YOUR TASK:
Answer with nothing but the number of lines that include the word "external".

::: THE INPUT

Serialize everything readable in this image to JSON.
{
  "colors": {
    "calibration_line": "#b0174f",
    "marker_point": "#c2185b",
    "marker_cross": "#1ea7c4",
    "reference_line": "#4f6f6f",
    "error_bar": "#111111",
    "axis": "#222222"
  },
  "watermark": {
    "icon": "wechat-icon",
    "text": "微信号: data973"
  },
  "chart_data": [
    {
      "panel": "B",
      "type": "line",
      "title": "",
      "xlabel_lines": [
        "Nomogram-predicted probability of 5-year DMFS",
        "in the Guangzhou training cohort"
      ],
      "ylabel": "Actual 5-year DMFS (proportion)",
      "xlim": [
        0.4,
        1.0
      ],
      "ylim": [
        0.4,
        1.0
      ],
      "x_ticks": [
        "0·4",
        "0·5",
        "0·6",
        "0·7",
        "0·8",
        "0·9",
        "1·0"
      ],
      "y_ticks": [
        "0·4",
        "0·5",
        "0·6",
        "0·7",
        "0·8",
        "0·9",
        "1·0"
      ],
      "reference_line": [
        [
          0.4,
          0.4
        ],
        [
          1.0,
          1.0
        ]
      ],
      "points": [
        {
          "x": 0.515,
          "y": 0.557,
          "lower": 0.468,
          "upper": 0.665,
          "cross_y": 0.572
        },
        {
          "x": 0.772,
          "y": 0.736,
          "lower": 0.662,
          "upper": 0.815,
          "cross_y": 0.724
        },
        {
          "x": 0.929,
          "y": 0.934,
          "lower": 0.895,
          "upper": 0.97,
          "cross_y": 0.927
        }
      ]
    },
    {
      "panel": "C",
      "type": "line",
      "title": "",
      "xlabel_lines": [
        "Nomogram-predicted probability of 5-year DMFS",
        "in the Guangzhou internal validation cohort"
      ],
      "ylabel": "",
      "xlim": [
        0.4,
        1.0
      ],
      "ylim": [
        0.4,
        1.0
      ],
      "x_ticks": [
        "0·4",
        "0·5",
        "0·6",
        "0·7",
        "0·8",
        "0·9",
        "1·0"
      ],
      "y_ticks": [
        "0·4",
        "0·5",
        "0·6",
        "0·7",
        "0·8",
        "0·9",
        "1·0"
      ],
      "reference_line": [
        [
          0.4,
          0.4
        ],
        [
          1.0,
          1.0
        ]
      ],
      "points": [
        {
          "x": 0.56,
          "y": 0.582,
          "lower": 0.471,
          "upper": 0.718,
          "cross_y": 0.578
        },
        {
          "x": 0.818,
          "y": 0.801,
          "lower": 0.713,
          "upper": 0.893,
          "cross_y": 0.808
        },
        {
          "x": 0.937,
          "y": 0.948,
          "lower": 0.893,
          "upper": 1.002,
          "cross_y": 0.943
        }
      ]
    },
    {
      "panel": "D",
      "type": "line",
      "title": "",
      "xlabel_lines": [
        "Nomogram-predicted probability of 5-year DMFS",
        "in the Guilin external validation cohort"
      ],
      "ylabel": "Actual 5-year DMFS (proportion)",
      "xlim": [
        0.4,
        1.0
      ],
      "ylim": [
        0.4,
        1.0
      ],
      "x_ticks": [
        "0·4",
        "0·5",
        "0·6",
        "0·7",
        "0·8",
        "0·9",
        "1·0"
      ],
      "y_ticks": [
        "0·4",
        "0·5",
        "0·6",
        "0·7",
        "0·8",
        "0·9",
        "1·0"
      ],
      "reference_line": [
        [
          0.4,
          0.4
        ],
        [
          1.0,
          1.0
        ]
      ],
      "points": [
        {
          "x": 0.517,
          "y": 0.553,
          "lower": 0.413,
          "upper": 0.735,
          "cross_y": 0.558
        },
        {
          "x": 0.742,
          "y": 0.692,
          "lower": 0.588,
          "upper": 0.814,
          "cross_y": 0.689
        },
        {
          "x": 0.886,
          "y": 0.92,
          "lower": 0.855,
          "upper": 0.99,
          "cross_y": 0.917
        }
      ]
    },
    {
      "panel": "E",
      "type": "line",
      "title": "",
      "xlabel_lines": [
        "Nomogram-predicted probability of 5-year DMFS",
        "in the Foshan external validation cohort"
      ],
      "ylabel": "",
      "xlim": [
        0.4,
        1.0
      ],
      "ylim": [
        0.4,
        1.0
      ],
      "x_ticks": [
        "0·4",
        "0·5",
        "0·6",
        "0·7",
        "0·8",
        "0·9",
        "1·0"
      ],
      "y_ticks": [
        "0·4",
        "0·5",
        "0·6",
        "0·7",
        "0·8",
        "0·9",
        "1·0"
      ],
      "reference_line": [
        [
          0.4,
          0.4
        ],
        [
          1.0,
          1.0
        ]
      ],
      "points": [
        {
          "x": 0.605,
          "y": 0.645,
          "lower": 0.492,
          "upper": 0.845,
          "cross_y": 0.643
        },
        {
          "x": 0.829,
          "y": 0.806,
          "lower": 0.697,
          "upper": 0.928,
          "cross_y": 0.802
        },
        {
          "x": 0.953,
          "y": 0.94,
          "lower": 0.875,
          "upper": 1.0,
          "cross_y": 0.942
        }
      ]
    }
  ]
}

::::::

FULL OUTPUT:
2